▸ **Dataset records**
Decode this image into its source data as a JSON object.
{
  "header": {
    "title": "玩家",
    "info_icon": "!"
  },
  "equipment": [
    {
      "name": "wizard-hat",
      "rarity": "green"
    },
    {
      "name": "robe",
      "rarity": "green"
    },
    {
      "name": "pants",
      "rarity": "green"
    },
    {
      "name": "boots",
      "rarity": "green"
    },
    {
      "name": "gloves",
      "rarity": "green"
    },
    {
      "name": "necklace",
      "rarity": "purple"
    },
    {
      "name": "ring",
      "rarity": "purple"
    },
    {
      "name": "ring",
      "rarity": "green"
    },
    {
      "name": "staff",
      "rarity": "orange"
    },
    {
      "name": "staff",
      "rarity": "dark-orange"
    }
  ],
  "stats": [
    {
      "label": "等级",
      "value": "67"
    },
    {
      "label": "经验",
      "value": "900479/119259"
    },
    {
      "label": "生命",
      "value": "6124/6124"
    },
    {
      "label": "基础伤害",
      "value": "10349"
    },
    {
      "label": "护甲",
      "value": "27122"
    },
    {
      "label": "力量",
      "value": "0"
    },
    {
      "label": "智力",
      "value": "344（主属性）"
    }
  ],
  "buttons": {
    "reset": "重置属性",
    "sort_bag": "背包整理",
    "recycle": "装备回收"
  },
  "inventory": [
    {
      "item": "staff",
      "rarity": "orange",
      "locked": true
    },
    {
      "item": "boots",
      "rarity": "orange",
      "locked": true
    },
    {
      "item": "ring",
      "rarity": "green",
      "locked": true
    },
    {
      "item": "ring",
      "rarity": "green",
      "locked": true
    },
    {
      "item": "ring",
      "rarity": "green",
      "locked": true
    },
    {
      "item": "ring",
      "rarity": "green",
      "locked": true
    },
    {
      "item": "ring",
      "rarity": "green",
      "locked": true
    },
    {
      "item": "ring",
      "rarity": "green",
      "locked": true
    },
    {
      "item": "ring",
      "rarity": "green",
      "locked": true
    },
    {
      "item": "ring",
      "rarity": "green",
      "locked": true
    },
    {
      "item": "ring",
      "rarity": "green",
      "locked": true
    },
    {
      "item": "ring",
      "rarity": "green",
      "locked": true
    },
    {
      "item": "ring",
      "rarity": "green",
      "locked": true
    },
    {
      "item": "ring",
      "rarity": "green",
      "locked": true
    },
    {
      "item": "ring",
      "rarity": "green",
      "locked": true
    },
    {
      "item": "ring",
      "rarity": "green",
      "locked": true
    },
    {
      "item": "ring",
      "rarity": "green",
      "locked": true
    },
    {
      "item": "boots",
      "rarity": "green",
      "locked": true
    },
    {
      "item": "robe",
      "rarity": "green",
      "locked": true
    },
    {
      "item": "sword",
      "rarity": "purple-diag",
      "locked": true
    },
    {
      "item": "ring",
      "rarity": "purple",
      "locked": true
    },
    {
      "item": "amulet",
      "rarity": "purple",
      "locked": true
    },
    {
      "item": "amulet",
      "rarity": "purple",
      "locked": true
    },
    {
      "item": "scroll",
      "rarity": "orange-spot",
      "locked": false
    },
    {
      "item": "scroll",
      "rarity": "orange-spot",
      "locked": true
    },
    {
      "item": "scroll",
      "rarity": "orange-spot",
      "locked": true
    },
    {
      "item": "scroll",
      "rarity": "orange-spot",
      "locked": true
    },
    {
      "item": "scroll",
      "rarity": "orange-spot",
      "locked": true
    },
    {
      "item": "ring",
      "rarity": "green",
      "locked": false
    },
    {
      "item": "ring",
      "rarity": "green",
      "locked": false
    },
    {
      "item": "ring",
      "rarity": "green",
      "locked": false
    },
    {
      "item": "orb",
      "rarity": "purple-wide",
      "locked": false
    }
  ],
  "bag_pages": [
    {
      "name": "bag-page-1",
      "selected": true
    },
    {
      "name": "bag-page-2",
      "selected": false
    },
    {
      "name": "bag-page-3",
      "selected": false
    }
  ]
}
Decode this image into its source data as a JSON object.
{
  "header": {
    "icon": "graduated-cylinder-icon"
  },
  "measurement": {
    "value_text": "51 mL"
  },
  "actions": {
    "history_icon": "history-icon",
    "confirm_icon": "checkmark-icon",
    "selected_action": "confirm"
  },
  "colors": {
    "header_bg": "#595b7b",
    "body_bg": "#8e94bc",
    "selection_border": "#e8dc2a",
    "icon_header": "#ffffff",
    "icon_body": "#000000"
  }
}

▸ **Directions for this task**
Print out every record again, exactly and in full.

▸ **Solved problem**
Decode this image into its source data as a JSON object.
{
  "header": {
    "title": "玩家",
    "info_icon": "!"
  },
  "equipment": [
    {
      "name": "wizard-hat",
      "rarity": "green"
    },
    {
      "name": "robe",
      "rarity": "green"
    },
    {
      "name": "pants",
      "rarity": "green"
    },
    {
      "name": "boots",
      "rarity": "green"
    },
    {
      "name": "gloves",
      "rarity": "green"
    },
    {
      "name": "necklace",
      "rarity": "purple"
    },
    {
      "name": "ring",
      "rarity": "purple"
    },
    {
      "name": "ring",
      "rarity": "green"
    },
    {
      "name": "staff",
      "rarity": "orange"
    },
    {
      "name": "staff",
      "rarity": "dark-orange"
    }
  ],
  "stats": [
    {
      "label": "等级",
      "value": "67"
    },
    {
      "label": "经验",
      "value": "900479/119259"
    },
    {
      "label": "生命",
      "value": "6124/6124"
    },
    {
      "label": "基础伤害",
      "value": "10349"
    },
    {
      "label": "护甲",
      "value": "27122"
    },
    {
      "label": "力量",
      "value": "0"
    },
    {
      "label": "智力",
      "value": "344（主属性）"
    }
  ],
  "buttons": {
    "reset": "重置属性",
    "sort_bag": "背包整理",
    "recycle": "装备回收"
  },
  "inventory": [
    {
      "item": "staff",
      "rarity": "orange",
      "locked": true
    },
    {
      "item": "boots",
      "rarity": "orange",
      "locked": true
    },
    {
      "item": "ring",
      "rarity": "green",
      "locked": true
    },
    {
      "item": "ring",
      "rarity": "green",
      "locked": true
    },
    {
      "item": "ring",
      "rarity": "green",
      "locked": true
    },
    {
      "item": "ring",
      "rarity": "green",
      "locked": true
    },
    {
      "item": "ring",
      "rarity": "green",
      "locked": true
    },
    {
      "item": "ring",
      "rarity": "green",
      "locked": true
    },
    {
      "item": "ring",
      "rarity": "green",
      "locked": true
    },
    {
      "item": "ring",
      "rarity": "green",
      "locked": true
    },
    {
      "item": "ring",
      "rarity": "green",
      "locked": true
    },
    {
      "item": "ring",
      "rarity": "green",
      "locked": true
    },
    {
      "item": "ring",
      "rarity": "green",
      "locked": true
    },
    {
      "item": "ring",
      "rarity": "green",
      "locked": true
    },
    {
      "item": "ring",
      "rarity": "green",
      "locked": true
    },
    {
      "item": "ring",
      "rarity": "green",
      "locked": true
    },
    {
      "item": "ring",
      "rarity": "green",
      "locked": true
    },
    {
      "item": "boots",
      "rarity": "green",
      "locked": true
    },
    {
      "item": "robe",
      "rarity": "green",
      "locked": true
    },
    {
      "item": "sword",
      "rarity": "purple-diag",
      "locked": true
    },
    {
      "item": "ring",
      "rarity": "purple",
      "locked": true
    },
    {
      "item": "amulet",
      "rarity": "purple",
      "locked": true
    },
    {
      "item": "amulet",
      "rarity": "purple",
      "locked": true
    },
    {
      "item": "scroll",
      "rarity": "orange-spot",
      "locked": false
    },
    {
      "item": "scroll",
      "rarity": "orange-spot",
      "locked": true
    },
    {
      "item": "scroll",
      "rarity": "orange-spot",
      "locked": true
    },
    {
      "item": "scroll",
      "rarity": "orange-spot",
      "locked": true
    },
    {
      "item": "scroll",
      "rarity": "orange-spot",
      "locked": true
    },
    {
      "item": "ring",
      "rarity": "green",
      "locked": false
    },
    {
      "item": "ring",
      "rarity": "green",
      "locked": false
    },
    {
      "item": "ring",
      "rarity": "green",
      "locked": false
    },
    {
      "item": "orb",
      "rarity": "purple-wide",
      "locked": false
    }
  ],
  "bag_pages": [
    {
      "name": "bag-page-1",
      "selected": true
    },
    {
      "name": "bag-page-2",
      "selected": false
    },
    {
      "name": "bag-page-3",
      "selected": false
    }
  ]
}
Decode this image into its source data as a JSON object.
{
  "header": {
    "icon": "graduated-cylinder-icon"
  },
  "measurement": {
    "value_text": "51 mL"
  },
  "actions": {
    "history_icon": "history-icon",
    "confirm_icon": "checkmark-icon",
    "selected_action": "confirm"
  },
  "colors": {
    "header_bg": "#595b7b",
    "body_bg": "#8e94bc",
    "selection_border": "#e8dc2a",
    "icon_header": "#ffffff",
    "icon_body": "#000000"
  }
}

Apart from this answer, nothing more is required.